-- START Input material --
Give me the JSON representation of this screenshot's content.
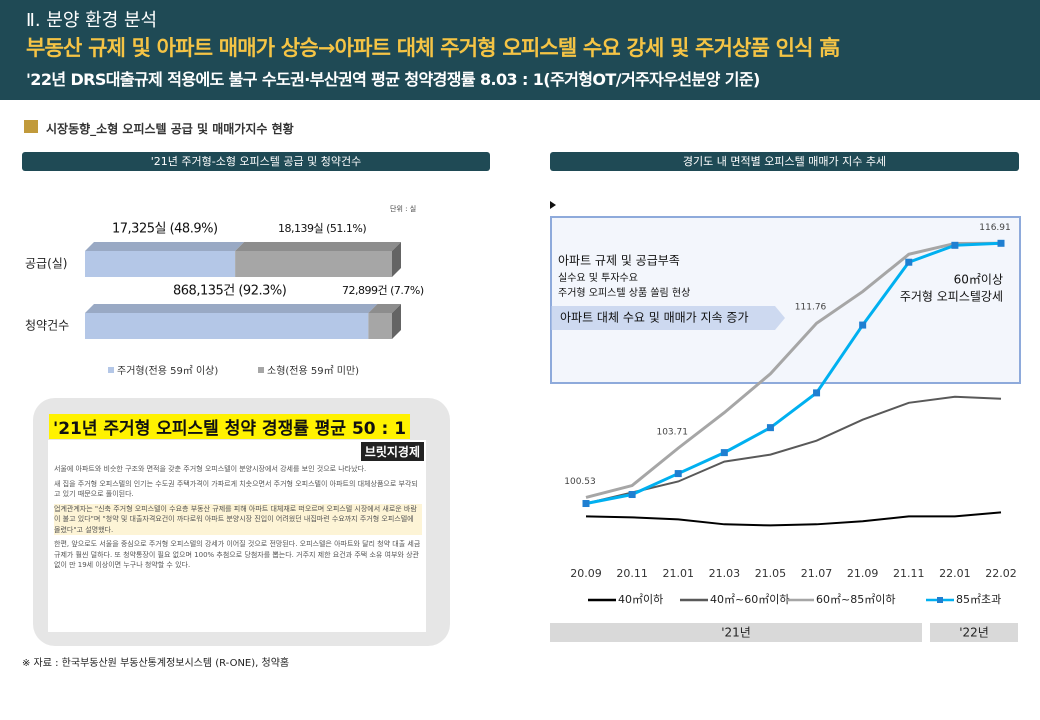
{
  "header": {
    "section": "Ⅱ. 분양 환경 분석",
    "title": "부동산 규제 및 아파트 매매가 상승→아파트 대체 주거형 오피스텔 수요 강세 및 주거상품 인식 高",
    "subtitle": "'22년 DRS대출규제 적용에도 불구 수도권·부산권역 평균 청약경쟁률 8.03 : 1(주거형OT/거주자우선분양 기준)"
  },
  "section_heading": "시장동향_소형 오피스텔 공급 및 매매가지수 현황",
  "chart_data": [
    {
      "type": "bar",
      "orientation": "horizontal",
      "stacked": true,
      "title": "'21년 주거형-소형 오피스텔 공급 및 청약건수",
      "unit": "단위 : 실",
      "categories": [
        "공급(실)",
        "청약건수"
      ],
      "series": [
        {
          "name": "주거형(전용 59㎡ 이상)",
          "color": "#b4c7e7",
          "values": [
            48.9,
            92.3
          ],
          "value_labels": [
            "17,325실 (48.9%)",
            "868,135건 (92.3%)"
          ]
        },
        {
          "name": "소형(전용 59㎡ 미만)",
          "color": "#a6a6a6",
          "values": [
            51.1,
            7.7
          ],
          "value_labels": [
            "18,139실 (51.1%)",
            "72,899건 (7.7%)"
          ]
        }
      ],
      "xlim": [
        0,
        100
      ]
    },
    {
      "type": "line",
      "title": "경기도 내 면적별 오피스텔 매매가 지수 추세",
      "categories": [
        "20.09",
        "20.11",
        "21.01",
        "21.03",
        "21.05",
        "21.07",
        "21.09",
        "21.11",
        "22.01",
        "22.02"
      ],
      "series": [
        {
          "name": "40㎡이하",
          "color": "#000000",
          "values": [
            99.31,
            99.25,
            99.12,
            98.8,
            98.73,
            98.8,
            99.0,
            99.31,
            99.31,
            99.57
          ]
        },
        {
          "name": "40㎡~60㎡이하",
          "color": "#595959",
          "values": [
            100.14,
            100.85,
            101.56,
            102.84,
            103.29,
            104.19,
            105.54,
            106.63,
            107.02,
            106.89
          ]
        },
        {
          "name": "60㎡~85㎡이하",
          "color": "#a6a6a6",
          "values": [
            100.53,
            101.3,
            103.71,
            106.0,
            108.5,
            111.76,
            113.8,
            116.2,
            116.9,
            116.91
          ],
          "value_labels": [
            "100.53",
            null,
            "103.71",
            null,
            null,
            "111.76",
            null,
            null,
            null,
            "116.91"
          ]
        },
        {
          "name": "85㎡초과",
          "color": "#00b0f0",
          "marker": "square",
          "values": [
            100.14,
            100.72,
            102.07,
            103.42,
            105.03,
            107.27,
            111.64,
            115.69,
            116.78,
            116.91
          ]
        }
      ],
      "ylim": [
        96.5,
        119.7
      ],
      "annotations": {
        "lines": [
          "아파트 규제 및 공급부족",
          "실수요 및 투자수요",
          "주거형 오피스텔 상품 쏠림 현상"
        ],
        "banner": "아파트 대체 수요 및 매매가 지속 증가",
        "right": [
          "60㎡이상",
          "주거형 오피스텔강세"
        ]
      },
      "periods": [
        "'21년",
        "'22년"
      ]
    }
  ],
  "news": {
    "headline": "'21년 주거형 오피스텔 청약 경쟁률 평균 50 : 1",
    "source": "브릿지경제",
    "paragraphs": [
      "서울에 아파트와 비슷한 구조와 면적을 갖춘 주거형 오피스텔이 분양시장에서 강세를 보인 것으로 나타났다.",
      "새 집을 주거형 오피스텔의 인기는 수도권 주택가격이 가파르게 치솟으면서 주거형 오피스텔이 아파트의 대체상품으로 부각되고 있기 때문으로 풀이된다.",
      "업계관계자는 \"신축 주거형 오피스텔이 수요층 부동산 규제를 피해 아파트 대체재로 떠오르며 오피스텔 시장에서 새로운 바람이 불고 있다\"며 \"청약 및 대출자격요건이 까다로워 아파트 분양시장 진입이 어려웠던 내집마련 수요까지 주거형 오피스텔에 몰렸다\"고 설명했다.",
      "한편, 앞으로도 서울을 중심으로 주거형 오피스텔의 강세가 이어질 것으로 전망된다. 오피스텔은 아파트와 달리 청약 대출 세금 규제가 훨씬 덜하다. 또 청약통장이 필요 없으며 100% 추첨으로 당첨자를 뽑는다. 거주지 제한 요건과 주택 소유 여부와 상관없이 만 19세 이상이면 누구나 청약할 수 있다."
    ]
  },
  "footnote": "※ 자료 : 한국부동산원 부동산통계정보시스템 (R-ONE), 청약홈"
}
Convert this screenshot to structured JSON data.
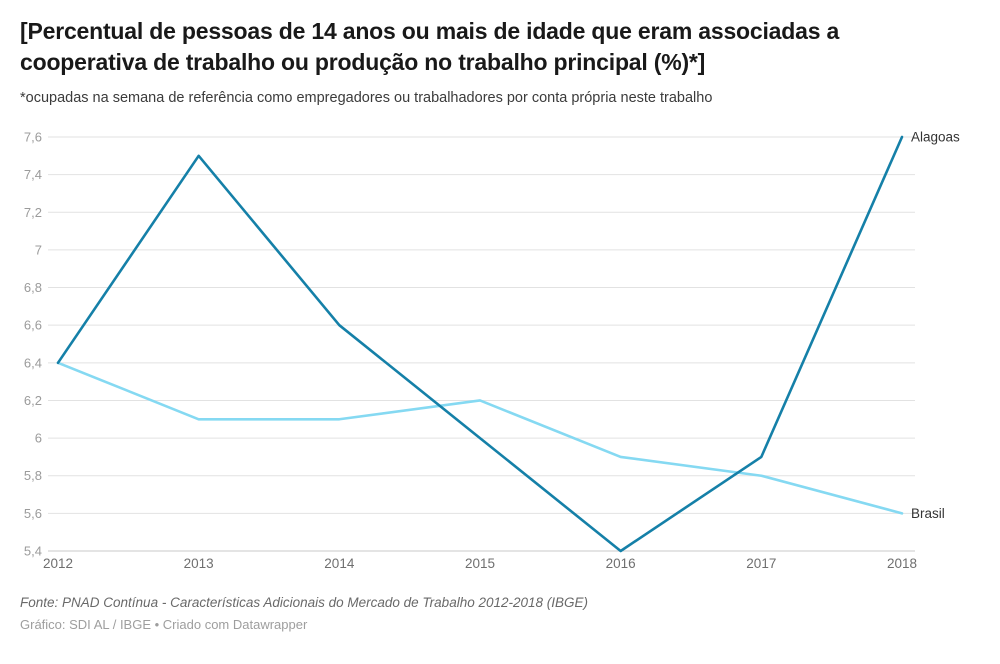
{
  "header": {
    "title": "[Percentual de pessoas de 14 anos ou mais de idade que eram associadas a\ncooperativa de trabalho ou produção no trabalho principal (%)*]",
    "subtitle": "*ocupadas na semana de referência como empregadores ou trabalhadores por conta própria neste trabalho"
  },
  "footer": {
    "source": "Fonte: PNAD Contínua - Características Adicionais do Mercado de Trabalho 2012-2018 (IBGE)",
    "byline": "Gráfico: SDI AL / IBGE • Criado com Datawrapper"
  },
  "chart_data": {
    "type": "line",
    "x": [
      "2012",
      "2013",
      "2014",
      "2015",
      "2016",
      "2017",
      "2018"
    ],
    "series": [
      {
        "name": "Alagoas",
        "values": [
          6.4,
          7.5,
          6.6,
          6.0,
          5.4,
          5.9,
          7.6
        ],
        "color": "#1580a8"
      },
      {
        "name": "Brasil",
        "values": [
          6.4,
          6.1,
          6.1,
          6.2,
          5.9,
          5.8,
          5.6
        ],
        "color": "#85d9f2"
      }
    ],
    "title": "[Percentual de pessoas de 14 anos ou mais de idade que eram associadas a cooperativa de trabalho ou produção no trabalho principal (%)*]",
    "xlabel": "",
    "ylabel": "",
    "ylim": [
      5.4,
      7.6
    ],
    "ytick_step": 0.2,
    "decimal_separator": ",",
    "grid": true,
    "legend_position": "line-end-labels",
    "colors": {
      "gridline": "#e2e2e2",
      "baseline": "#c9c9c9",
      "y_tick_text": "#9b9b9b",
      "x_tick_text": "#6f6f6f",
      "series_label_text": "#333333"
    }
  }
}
-- END Input material --
-- START Input material --
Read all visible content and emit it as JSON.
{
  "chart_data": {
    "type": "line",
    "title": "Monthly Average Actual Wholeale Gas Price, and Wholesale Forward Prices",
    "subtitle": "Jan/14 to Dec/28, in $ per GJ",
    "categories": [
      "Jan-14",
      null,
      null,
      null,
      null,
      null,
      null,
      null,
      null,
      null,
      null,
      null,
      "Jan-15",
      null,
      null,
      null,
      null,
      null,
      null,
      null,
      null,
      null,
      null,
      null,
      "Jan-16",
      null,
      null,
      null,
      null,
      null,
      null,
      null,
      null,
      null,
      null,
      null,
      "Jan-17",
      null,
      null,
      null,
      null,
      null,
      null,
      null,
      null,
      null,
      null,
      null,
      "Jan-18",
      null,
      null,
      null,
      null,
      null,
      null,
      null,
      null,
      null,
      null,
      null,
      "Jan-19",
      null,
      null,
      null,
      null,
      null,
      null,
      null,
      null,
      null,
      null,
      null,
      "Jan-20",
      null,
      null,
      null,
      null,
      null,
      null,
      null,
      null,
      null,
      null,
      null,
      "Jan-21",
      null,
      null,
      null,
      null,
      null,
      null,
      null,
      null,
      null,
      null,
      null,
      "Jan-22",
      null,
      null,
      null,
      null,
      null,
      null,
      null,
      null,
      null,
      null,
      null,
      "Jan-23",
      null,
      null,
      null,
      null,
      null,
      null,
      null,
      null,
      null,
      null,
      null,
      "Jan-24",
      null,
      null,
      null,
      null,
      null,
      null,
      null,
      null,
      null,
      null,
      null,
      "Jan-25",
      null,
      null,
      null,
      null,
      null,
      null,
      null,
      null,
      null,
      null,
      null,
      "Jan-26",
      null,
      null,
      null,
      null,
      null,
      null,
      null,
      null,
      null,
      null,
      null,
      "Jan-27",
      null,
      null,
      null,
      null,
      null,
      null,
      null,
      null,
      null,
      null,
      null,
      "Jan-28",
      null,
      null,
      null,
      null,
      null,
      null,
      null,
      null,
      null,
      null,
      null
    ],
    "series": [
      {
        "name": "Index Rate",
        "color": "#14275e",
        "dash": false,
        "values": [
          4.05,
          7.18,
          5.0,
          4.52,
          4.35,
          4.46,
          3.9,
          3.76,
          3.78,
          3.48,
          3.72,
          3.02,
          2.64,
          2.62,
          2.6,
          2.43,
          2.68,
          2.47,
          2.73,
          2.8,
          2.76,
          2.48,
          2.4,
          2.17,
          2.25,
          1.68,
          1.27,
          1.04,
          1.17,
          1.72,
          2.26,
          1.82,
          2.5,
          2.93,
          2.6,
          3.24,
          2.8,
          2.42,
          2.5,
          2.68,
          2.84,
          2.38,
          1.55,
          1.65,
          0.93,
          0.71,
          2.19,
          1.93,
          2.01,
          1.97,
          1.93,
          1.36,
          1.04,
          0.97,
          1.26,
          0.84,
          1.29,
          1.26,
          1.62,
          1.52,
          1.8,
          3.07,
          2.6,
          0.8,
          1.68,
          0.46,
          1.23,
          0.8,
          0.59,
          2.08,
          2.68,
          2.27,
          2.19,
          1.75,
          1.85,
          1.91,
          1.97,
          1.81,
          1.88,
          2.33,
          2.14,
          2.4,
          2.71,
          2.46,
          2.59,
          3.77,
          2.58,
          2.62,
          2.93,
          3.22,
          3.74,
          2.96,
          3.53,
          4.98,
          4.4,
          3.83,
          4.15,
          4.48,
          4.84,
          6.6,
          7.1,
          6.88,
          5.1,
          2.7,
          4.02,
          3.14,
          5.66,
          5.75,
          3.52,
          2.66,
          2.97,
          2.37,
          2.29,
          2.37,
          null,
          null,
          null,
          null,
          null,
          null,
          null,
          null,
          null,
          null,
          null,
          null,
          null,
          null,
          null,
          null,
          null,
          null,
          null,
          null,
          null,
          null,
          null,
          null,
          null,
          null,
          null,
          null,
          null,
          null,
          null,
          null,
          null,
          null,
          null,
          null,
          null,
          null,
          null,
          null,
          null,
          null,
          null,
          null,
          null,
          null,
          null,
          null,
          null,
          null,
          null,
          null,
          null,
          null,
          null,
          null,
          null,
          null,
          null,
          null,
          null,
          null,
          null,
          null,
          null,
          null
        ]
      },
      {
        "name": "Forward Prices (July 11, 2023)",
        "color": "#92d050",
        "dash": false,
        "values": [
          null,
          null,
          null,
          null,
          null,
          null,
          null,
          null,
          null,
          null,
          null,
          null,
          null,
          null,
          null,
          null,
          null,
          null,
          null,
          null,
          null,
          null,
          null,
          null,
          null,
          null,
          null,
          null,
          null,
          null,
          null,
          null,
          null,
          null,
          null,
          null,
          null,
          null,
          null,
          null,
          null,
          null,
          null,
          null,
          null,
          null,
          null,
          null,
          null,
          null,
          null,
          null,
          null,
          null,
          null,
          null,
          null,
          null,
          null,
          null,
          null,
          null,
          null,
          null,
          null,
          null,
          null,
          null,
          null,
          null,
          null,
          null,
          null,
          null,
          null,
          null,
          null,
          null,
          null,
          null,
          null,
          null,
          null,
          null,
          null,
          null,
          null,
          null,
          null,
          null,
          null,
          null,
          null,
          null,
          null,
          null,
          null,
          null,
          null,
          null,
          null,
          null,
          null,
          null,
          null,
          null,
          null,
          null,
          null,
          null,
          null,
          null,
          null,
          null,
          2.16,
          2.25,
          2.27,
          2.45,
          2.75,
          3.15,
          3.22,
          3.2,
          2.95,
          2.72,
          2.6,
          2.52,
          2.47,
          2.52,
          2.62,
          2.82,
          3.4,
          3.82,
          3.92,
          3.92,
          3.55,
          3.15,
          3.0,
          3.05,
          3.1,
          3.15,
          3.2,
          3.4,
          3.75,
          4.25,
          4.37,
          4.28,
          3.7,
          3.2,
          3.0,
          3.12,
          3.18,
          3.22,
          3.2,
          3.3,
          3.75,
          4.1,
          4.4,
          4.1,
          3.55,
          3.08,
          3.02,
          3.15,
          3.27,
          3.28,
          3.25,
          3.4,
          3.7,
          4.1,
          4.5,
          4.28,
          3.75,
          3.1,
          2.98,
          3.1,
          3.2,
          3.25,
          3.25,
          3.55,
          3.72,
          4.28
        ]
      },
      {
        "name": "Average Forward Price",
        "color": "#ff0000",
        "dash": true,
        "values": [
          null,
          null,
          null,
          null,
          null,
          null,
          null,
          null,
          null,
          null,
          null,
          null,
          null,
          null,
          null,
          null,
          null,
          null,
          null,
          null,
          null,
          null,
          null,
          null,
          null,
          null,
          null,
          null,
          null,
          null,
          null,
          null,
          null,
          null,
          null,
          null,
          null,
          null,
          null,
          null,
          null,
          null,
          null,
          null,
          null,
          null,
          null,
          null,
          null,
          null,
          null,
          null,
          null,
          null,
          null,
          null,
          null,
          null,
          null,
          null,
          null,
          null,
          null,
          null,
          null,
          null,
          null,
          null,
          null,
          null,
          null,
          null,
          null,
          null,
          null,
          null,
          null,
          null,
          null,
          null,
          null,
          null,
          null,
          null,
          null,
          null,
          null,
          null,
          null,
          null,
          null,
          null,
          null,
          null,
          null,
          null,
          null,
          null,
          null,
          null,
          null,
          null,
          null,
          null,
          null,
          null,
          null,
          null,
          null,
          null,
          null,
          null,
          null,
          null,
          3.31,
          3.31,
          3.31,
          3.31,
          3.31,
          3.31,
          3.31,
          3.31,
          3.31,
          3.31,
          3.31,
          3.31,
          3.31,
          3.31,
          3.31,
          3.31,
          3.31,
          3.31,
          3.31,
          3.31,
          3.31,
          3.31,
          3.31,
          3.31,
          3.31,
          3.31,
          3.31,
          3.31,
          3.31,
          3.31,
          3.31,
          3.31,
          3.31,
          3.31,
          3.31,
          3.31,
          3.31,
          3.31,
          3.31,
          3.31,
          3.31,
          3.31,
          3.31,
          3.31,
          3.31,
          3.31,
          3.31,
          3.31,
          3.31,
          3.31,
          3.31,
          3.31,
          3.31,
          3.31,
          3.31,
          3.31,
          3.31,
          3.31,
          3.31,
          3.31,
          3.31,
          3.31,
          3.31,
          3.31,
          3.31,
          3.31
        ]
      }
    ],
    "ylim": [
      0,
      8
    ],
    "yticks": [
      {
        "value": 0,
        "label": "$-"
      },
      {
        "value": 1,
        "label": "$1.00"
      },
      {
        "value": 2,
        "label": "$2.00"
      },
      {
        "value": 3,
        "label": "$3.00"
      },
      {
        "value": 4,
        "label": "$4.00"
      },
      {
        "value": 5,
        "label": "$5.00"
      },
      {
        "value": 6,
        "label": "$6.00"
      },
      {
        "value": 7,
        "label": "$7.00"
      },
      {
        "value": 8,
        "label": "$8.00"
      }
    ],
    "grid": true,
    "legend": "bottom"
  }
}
-- END Input material --
Copy out every line from the material above in which the word "principal" appears.

    "title": "[Percentual de pessoas de 14 anos ou mais de idade que eram associadas a\ncooperativa de trabalho ou produção no trabalho principal (%)*]",
    "title": "[Percentual de pessoas de 14 anos ou mais de idade que eram associadas a cooperativa de trabalho ou produção no trabalho principal (%)*]",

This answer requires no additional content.